── Recorded data

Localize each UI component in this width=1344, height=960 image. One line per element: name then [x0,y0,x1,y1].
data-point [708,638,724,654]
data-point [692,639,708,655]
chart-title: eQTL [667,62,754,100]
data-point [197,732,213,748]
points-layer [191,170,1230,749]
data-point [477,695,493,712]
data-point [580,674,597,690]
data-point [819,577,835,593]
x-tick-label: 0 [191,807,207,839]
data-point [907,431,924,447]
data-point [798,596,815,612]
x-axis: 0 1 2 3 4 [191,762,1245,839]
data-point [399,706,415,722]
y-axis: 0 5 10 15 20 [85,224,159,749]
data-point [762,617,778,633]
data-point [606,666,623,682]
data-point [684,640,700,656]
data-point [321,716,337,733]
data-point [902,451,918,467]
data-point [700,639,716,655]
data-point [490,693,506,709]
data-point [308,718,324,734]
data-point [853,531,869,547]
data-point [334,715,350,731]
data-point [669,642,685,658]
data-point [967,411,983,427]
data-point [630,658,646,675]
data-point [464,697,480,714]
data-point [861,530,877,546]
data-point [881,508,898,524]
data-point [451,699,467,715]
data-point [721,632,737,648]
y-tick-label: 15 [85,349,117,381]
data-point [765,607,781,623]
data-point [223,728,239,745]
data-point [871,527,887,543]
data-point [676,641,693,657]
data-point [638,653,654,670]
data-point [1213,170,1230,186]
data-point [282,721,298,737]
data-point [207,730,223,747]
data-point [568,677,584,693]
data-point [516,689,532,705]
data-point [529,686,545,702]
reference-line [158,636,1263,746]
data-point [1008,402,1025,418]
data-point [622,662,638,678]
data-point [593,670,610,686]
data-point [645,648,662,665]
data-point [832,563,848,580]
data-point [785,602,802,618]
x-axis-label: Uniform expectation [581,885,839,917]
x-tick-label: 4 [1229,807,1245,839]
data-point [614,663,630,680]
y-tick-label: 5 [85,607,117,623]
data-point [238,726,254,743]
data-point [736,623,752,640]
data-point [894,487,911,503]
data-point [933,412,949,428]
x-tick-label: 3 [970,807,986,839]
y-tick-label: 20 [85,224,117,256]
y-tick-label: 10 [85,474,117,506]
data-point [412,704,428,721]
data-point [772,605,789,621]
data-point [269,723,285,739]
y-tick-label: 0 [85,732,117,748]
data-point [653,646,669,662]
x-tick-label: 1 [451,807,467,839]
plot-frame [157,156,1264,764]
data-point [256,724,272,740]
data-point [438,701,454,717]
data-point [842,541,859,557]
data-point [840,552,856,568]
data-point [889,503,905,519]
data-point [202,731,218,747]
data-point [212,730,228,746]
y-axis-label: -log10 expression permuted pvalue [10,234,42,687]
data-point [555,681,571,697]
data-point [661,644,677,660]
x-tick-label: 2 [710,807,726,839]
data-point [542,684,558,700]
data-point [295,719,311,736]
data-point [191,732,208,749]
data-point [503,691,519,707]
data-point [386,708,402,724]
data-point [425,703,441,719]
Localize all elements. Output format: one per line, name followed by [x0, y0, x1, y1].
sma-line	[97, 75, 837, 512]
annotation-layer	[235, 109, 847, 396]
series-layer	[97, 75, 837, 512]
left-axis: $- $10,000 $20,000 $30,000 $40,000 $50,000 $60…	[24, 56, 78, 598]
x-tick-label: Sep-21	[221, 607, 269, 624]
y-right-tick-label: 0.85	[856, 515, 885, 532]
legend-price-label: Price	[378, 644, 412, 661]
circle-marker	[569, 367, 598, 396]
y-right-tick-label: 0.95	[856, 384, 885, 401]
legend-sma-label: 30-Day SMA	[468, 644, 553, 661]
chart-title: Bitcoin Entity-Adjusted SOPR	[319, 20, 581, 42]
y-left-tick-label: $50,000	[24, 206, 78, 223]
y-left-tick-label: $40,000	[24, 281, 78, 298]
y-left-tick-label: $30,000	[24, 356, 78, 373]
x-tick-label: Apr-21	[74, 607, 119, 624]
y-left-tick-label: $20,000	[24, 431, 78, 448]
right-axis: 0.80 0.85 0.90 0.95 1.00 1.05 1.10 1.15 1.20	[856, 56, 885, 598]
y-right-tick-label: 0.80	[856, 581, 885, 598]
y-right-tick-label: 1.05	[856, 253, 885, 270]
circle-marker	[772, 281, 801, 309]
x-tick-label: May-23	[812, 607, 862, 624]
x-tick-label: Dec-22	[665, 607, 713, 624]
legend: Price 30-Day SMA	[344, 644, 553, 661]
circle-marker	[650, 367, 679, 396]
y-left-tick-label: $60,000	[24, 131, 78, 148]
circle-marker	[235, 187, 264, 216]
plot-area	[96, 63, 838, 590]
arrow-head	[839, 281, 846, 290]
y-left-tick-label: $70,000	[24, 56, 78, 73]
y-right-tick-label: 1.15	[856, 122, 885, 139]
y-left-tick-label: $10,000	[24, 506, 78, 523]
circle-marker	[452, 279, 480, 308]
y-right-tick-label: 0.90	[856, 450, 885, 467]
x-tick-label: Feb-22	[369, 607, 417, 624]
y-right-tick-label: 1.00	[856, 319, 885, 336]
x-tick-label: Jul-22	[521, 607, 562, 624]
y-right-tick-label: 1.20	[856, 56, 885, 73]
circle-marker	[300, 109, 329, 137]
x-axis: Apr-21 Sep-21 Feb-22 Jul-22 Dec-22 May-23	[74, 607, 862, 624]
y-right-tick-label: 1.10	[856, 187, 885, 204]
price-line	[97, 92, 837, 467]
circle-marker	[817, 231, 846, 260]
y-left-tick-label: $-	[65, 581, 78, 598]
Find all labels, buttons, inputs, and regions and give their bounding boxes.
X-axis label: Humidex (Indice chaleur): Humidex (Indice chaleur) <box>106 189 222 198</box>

────

- [What you have to do]: Copy out all of the entries above word for word, changing nothing.

- [Solution for this task]:
Localize each UI component in this width=1344, height=960 image. One line per element: name then [x0,y0,x1,y1].
data-point [708,638,724,654]
data-point [692,639,708,655]
chart-title: eQTL [667,62,754,100]
data-point [197,732,213,748]
points-layer [191,170,1230,749]
data-point [477,695,493,712]
data-point [580,674,597,690]
data-point [819,577,835,593]
x-tick-label: 0 [191,807,207,839]
data-point [907,431,924,447]
data-point [798,596,815,612]
x-axis: 0 1 2 3 4 [191,762,1245,839]
data-point [399,706,415,722]
y-axis: 0 5 10 15 20 [85,224,159,749]
data-point [762,617,778,633]
data-point [606,666,623,682]
data-point [684,640,700,656]
data-point [321,716,337,733]
data-point [902,451,918,467]
data-point [700,639,716,655]
data-point [490,693,506,709]
data-point [308,718,324,734]
data-point [853,531,869,547]
data-point [334,715,350,731]
data-point [669,642,685,658]
data-point [967,411,983,427]
data-point [630,658,646,675]
data-point [464,697,480,714]
data-point [861,530,877,546]
data-point [881,508,898,524]
data-point [451,699,467,715]
data-point [721,632,737,648]
y-tick-label: 15 [85,349,117,381]
data-point [765,607,781,623]
data-point [223,728,239,745]
data-point [871,527,887,543]
data-point [676,641,693,657]
data-point [638,653,654,670]
data-point [1213,170,1230,186]
data-point [282,721,298,737]
data-point [207,730,223,747]
data-point [568,677,584,693]
data-point [516,689,532,705]
data-point [529,686,545,702]
reference-line [158,636,1263,746]
data-point [1008,402,1025,418]
data-point [622,662,638,678]
data-point [593,670,610,686]
data-point [645,648,662,665]
data-point [832,563,848,580]
data-point [785,602,802,618]
x-axis-label: Uniform expectation [581,885,839,917]
x-tick-label: 4 [1229,807,1245,839]
data-point [614,663,630,680]
y-tick-label: 5 [85,607,117,623]
data-point [238,726,254,743]
data-point [736,623,752,640]
data-point [894,487,911,503]
data-point [933,412,949,428]
x-tick-label: 3 [970,807,986,839]
y-tick-label: 20 [85,224,117,256]
y-tick-label: 10 [85,474,117,506]
data-point [412,704,428,721]
data-point [772,605,789,621]
data-point [269,723,285,739]
y-tick-label: 0 [85,732,117,748]
data-point [653,646,669,662]
x-tick-label: 1 [451,807,467,839]
plot-frame [157,156,1264,764]
data-point [256,724,272,740]
data-point [438,701,454,717]
data-point [842,541,859,557]
data-point [840,552,856,568]
data-point [889,503,905,519]
data-point [202,731,218,747]
data-point [212,730,228,746]
y-axis-label: -log10 expression permuted pvalue [10,234,42,687]
data-point [555,681,571,697]
data-point [661,644,677,660]
x-tick-label: 2 [710,807,726,839]
data-point [542,684,558,700]
data-point [295,719,311,736]
data-point [191,732,208,749]
data-point [503,691,519,707]
data-point [386,708,402,724]
data-point [425,703,441,719]
Localize all elements. Output format: one per line, name followed by [x0, y0, x1, y1].
sma-line	[97, 75, 837, 512]
annotation-layer	[235, 109, 847, 396]
series-layer	[97, 75, 837, 512]
left-axis: $- $10,000 $20,000 $30,000 $40,000 $50,000 $60…	[24, 56, 78, 598]
x-tick-label: Sep-21	[221, 607, 269, 624]
y-right-tick-label: 0.85	[856, 515, 885, 532]
legend-price-label: Price	[378, 644, 412, 661]
circle-marker	[569, 367, 598, 396]
y-right-tick-label: 0.95	[856, 384, 885, 401]
legend-sma-label: 30-Day SMA	[468, 644, 553, 661]
chart-title: Bitcoin Entity-Adjusted SOPR	[319, 20, 581, 42]
y-left-tick-label: $50,000	[24, 206, 78, 223]
y-left-tick-label: $40,000	[24, 281, 78, 298]
y-left-tick-label: $30,000	[24, 356, 78, 373]
x-tick-label: Apr-21	[74, 607, 119, 624]
y-left-tick-label: $20,000	[24, 431, 78, 448]
right-axis: 0.80 0.85 0.90 0.95 1.00 1.05 1.10 1.15 1.20	[856, 56, 885, 598]
y-right-tick-label: 0.80	[856, 581, 885, 598]
y-right-tick-label: 1.05	[856, 253, 885, 270]
circle-marker	[772, 281, 801, 309]
x-tick-label: May-23	[812, 607, 862, 624]
x-tick-label: Dec-22	[665, 607, 713, 624]
legend: Price 30-Day SMA	[344, 644, 553, 661]
circle-marker	[650, 367, 679, 396]
y-left-tick-label: $60,000	[24, 131, 78, 148]
circle-marker	[235, 187, 264, 216]
plot-area	[96, 63, 838, 590]
arrow-head	[839, 281, 846, 290]
y-left-tick-label: $70,000	[24, 56, 78, 73]
y-right-tick-label: 1.15	[856, 122, 885, 139]
y-left-tick-label: $10,000	[24, 506, 78, 523]
circle-marker	[452, 279, 480, 308]
y-right-tick-label: 0.90	[856, 450, 885, 467]
x-tick-label: Feb-22	[369, 607, 417, 624]
y-right-tick-label: 1.00	[856, 319, 885, 336]
x-tick-label: Jul-22	[521, 607, 562, 624]
y-right-tick-label: 1.20	[856, 56, 885, 73]
circle-marker	[300, 109, 329, 137]
x-axis: Apr-21 Sep-21 Feb-22 Jul-22 Dec-22 May-23	[74, 607, 862, 624]
y-right-tick-label: 1.10	[856, 187, 885, 204]
price-line	[97, 92, 837, 467]
circle-marker	[817, 231, 846, 260]
y-left-tick-label: $-	[65, 581, 78, 598]
Find all labels, buttons, inputs, and regions and give their bounding boxes.
X-axis label: Humidex (Indice chaleur): Humidex (Indice chaleur) <box>106 189 222 198</box>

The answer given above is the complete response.